## Written request 1
Set down the stretch of the plow-edge post from "The benifits of" through "hardpack ever form?", keeping every word as it appears.
## Written request 2
In the plow-edge post, what do u edges back blade a lot better than?

## Text passage
The benifits of the u edge IMO far outweigh what little if any scraping ability you may give up. Like has been mentioned, if you buy an edge from me or Bruce, and you dont like it for any reason, even if it is just the color, I will buy it back. That is how much I believe in the product. U edges back blade alot better than steel, maybe that is where some have confused my statement. If ones does encounter hard pack with a u edge, what I have done if start with a corner of the area, and then peel it up, or if the area is small just back blade it, and it will come up.
"I would rather pretreat, plow once, lay some more material and not have to come back to get up hardpack."
Correct me if I am wrong, but if this plan of attack was followed, how did the hardpack ever form?
I hate to turn threads into sale pitches, but I have payed for the right to do so, and it seems that certain people keep comeing up with the same arguments, even tho real world experience and 100's of satisfied customers are not enough to satisfy them. I am sure glad that all these naysayers were not around when power angle was introduced, we would all me swinging plows by hand still. The fact of the matter is that they work, and I put my money where my mouth is.I also return things that dont belong to me.

Listings of boxed layout items:
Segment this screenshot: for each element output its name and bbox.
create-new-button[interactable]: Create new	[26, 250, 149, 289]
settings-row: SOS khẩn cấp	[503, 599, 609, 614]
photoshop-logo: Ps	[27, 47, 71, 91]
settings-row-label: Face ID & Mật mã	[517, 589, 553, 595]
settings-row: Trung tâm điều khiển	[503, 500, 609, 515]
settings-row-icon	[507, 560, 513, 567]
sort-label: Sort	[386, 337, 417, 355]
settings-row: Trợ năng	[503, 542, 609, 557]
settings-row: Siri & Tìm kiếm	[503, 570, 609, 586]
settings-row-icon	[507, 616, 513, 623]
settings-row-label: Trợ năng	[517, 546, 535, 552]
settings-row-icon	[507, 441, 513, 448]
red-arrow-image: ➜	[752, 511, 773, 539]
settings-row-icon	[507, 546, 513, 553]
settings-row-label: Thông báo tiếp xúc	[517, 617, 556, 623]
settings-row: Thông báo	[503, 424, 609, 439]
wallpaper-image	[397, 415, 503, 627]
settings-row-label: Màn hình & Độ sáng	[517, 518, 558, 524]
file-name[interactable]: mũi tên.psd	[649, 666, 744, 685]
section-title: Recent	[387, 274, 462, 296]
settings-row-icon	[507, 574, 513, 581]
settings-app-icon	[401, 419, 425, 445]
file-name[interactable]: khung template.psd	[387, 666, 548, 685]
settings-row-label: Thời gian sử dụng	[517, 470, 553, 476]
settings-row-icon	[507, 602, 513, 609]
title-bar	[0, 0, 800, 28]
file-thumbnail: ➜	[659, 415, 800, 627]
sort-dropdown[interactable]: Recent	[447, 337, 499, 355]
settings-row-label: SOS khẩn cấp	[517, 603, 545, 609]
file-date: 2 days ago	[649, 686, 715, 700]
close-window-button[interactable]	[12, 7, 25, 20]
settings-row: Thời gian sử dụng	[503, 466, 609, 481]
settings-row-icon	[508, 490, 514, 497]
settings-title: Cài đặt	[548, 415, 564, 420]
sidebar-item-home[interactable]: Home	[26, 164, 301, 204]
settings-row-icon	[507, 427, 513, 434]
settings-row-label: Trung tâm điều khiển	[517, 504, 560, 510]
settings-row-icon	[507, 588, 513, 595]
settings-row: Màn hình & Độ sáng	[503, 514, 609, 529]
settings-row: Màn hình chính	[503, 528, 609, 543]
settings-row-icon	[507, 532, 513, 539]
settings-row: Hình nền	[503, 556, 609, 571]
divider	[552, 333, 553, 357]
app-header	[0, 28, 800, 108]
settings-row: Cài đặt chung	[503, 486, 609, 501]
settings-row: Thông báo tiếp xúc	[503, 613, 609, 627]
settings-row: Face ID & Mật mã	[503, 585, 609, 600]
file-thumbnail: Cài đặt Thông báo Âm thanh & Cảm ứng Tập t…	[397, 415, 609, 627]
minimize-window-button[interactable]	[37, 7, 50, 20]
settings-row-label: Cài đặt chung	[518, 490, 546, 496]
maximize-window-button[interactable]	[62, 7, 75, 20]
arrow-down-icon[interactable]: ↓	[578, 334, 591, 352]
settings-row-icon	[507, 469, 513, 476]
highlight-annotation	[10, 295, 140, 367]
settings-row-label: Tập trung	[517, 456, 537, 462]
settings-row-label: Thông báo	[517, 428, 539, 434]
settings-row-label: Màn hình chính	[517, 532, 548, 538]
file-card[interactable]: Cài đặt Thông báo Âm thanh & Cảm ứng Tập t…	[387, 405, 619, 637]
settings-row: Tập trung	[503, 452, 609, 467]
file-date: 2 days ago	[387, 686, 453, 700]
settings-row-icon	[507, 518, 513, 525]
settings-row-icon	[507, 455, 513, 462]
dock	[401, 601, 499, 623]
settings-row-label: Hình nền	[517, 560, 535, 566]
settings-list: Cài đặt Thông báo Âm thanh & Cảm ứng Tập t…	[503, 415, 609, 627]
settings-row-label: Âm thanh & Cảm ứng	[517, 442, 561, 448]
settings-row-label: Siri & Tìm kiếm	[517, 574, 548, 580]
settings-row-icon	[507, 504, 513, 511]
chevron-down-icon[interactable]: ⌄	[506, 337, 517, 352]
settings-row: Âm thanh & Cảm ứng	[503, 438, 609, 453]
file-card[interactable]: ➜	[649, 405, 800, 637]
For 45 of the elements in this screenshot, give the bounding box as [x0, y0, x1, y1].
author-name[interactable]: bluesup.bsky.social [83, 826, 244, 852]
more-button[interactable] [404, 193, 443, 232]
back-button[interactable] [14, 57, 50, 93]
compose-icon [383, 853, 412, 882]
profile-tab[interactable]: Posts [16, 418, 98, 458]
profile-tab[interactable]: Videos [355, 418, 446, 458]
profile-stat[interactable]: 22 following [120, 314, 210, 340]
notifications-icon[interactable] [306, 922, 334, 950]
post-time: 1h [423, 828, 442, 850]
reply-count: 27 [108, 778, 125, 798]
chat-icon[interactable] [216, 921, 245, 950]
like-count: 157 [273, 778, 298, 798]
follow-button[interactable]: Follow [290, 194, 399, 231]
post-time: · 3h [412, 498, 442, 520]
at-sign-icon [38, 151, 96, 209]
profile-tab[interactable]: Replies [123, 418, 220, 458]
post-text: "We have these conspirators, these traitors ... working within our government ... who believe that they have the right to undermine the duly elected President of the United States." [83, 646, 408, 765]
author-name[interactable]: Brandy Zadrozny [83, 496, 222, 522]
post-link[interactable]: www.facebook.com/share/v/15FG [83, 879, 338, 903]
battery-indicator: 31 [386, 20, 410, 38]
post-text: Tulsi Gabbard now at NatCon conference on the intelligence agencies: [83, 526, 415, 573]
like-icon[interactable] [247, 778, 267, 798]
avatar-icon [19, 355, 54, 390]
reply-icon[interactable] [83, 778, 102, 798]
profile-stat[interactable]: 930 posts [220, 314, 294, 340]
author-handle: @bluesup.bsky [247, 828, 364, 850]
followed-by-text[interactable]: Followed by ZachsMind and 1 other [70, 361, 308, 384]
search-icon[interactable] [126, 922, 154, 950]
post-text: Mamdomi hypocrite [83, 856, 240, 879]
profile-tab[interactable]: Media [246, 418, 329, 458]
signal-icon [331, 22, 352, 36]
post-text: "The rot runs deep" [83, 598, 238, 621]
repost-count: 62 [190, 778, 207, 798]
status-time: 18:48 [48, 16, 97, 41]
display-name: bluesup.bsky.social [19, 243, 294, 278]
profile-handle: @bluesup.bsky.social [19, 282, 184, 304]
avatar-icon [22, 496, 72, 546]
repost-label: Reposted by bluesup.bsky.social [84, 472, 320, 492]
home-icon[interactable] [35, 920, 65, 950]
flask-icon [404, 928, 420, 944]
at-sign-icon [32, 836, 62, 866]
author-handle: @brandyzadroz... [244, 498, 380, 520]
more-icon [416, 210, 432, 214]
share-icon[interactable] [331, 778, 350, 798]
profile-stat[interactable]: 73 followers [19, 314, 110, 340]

## Right answer 1
The benifits of the u edge IMO far outweigh what little if any scraping ability you may give up. Like has been mentioned, if you buy an edge from me or Bruce, and you dont like it for any reason, even if it is just the color, I will buy it back. That is how much I believe in the product. U edges back blade alot better than steel, maybe that is where some have confused my statement. If ones does encounter hard pack with a u edge, what I have done if start with a corner of the area, and then peel it up, or if the area is small just back blade it, and it will come up.
"I would rather pretreat, plow once, lay some more material and not have to come back to get up hardpack."
Correct me if I am wrong, but if this plan of attack was followed, how did the hardpack ever form?

## Right answer 2
Steel.